Excerpts from a transcription dataset
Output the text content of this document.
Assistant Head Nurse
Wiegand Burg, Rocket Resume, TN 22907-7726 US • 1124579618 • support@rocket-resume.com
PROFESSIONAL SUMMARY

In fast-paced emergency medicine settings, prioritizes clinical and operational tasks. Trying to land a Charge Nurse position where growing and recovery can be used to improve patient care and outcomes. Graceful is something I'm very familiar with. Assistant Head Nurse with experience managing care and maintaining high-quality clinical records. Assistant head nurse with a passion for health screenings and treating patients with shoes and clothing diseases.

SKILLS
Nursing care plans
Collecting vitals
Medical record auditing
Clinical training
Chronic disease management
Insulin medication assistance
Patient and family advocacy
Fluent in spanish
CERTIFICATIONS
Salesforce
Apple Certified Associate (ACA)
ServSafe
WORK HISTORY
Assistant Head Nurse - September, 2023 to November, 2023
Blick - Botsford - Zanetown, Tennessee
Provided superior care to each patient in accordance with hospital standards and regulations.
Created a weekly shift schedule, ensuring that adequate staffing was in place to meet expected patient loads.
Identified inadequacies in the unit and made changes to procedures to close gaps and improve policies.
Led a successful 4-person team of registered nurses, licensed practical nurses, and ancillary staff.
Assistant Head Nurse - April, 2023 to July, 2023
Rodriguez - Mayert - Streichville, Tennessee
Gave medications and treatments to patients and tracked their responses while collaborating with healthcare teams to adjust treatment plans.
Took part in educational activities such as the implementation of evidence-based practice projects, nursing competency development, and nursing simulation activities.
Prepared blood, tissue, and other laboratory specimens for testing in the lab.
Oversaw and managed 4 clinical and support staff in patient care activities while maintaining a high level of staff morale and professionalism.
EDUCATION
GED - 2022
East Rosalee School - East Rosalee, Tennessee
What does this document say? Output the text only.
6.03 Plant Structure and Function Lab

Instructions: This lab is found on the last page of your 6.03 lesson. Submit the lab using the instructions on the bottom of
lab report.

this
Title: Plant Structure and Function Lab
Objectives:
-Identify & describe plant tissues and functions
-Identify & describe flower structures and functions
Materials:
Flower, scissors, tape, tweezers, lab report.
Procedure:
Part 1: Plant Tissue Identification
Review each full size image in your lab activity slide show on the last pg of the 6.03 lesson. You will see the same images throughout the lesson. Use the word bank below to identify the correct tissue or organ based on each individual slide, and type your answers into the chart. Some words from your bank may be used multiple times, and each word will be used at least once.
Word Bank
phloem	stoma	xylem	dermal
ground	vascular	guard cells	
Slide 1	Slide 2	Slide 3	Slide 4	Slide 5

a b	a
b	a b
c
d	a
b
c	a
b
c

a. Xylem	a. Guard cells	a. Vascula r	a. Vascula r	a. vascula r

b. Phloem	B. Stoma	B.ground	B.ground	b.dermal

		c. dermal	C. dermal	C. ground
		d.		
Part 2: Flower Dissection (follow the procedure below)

## Your instructions
Return all lines from the data that include the string "below".

## Solution
Review each full size image in your lab activity slide show on the last pg of the 6.03 lesson. You will see the same images throughout the lesson. Use the word bank below to identify the correct tissue or organ based on each individual slide, and type your answers into the chart. Some words from your bank may be used multiple times, and each word will be used at least once.
Part 2: Flower Dissection (follow the procedure below)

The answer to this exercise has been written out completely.